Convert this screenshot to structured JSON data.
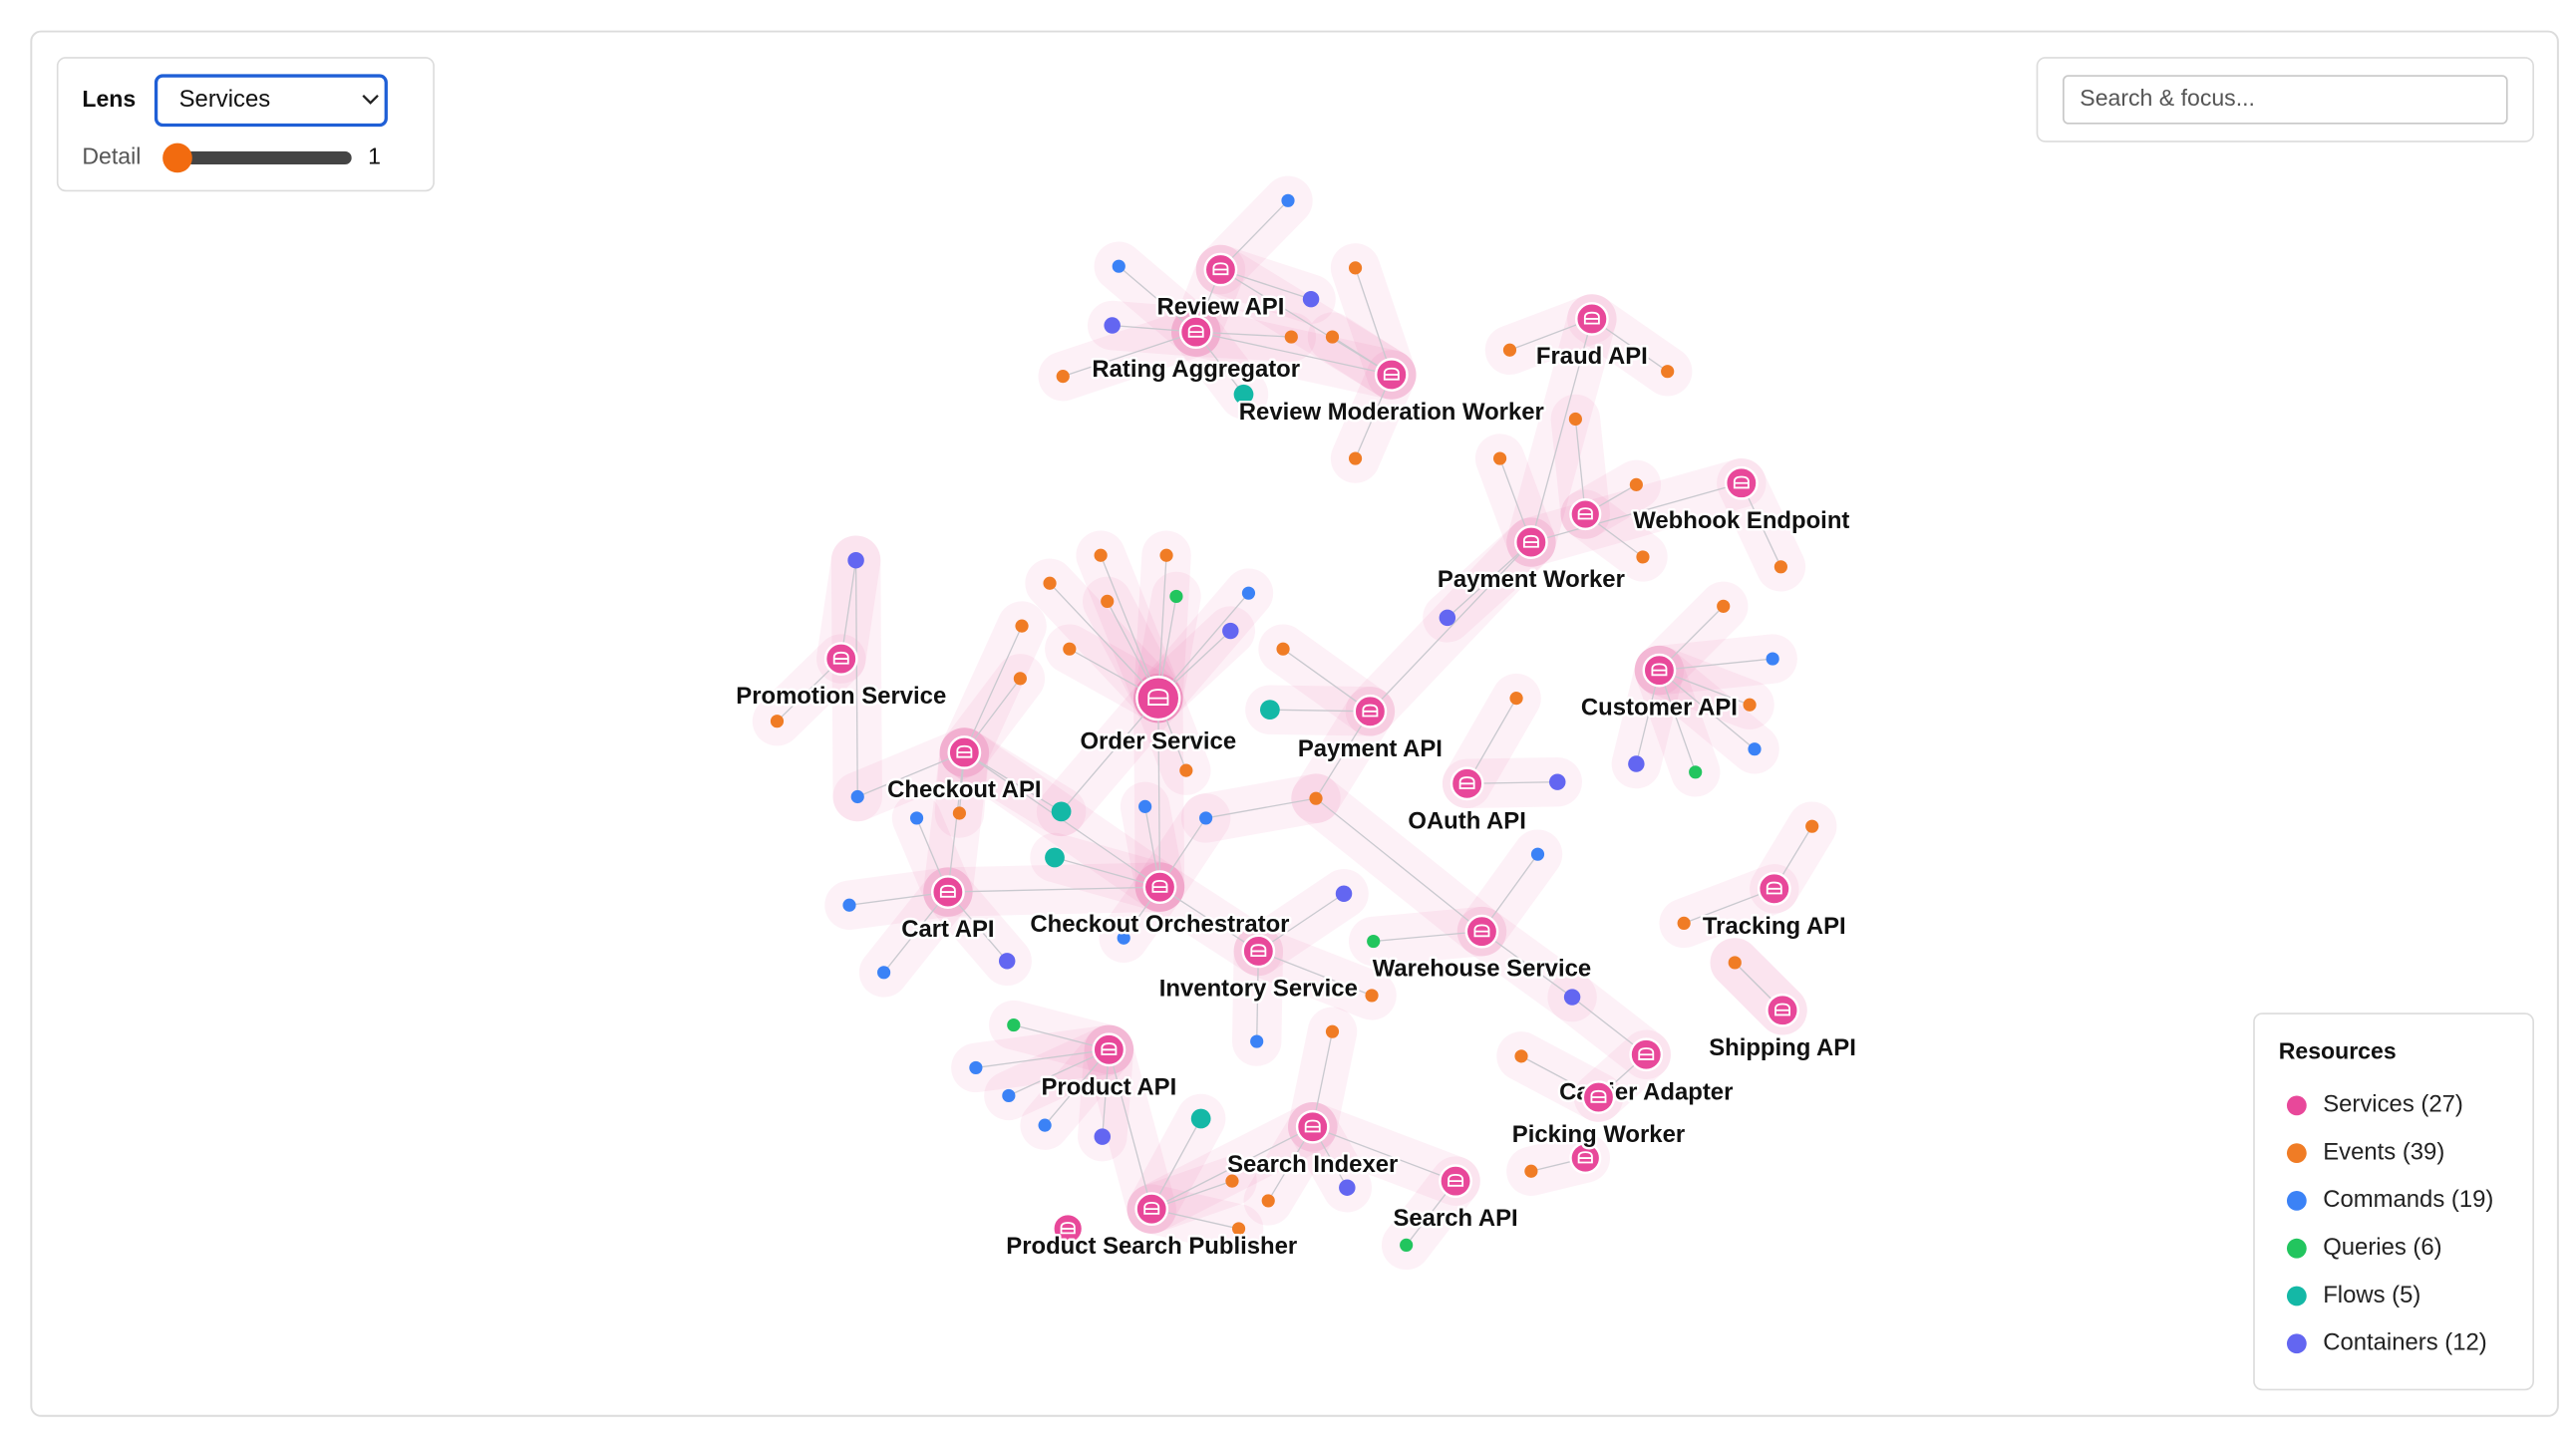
{
  "controls": {
    "lens_label": "Lens",
    "lens_value": "Services",
    "detail_label": "Detail",
    "detail_value": "1"
  },
  "search": {
    "placeholder": "Search & focus..."
  },
  "legend": {
    "title": "Resources",
    "items": [
      {
        "label": "Services (27)",
        "color": "#e8489a"
      },
      {
        "label": "Events (39)",
        "color": "#f07c25"
      },
      {
        "label": "Commands (19)",
        "color": "#3b82f6"
      },
      {
        "label": "Queries (6)",
        "color": "#22c55e"
      },
      {
        "label": "Flows (5)",
        "color": "#14b8a6"
      },
      {
        "label": "Containers (12)",
        "color": "#6366f1"
      }
    ]
  },
  "graph": {
    "nodes": [
      {
        "label": "Review API"
      },
      {
        "label": "Rating Aggregator"
      },
      {
        "label": "Review Moderation Worker"
      },
      {
        "label": "Fraud API"
      },
      {
        "label": "Webhook Endpoint"
      },
      {
        "label": "Payment Worker"
      },
      {
        "label": "Promotion Service"
      },
      {
        "label": "Order Service"
      },
      {
        "label": "Payment API"
      },
      {
        "label": "Customer API"
      },
      {
        "label": "OAuth API"
      },
      {
        "label": "Checkout API"
      },
      {
        "label": "Cart API"
      },
      {
        "label": "Checkout Orchestrator"
      },
      {
        "label": "Inventory Service"
      },
      {
        "label": "Warehouse Service"
      },
      {
        "label": "Tracking API"
      },
      {
        "label": "Shipping API"
      },
      {
        "label": "Carrier Adapter"
      },
      {
        "label": "Picking Worker"
      },
      {
        "label": "Product API"
      },
      {
        "label": "Search Indexer"
      },
      {
        "label": "Search API"
      },
      {
        "label": "Product Search Publisher"
      }
    ]
  }
}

____________________

Reproduce every entry word for word, but omit the pictures.

__SOLUTION FOR THIS EXERCISE__.
Convert this screenshot to structured JSON data.
{
  "controls": {
    "lens_label": "Lens",
    "lens_value": "Services",
    "detail_label": "Detail",
    "detail_value": "1"
  },
  "search": {
    "placeholder": "Search & focus..."
  },
  "legend": {
    "title": "Resources",
    "items": [
      {
        "label": "Services (27)",
        "color": "#e8489a"
      },
      {
        "label": "Events (39)",
        "color": "#f07c25"
      },
      {
        "label": "Commands (19)",
        "color": "#3b82f6"
      },
      {
        "label": "Queries (6)",
        "color": "#22c55e"
      },
      {
        "label": "Flows (5)",
        "color": "#14b8a6"
      },
      {
        "label": "Containers (12)",
        "color": "#6366f1"
      }
    ]
  },
  "graph": {
    "nodes": [
      {
        "label": "Review API"
      },
      {
        "label": "Rating Aggregator"
      },
      {
        "label": "Review Moderation Worker"
      },
      {
        "label": "Fraud API"
      },
      {
        "label": "Webhook Endpoint"
      },
      {
        "label": "Payment Worker"
      },
      {
        "label": "Promotion Service"
      },
      {
        "label": "Order Service"
      },
      {
        "label": "Payment API"
      },
      {
        "label": "Customer API"
      },
      {
        "label": "OAuth API"
      },
      {
        "label": "Checkout API"
      },
      {
        "label": "Cart API"
      },
      {
        "label": "Checkout Orchestrator"
      },
      {
        "label": "Inventory Service"
      },
      {
        "label": "Warehouse Service"
      },
      {
        "label": "Tracking API"
      },
      {
        "label": "Shipping API"
      },
      {
        "label": "Carrier Adapter"
      },
      {
        "label": "Picking Worker"
      },
      {
        "label": "Product API"
      },
      {
        "label": "Search Indexer"
      },
      {
        "label": "Search API"
      },
      {
        "label": "Product Search Publisher"
      }
    ]
  }
}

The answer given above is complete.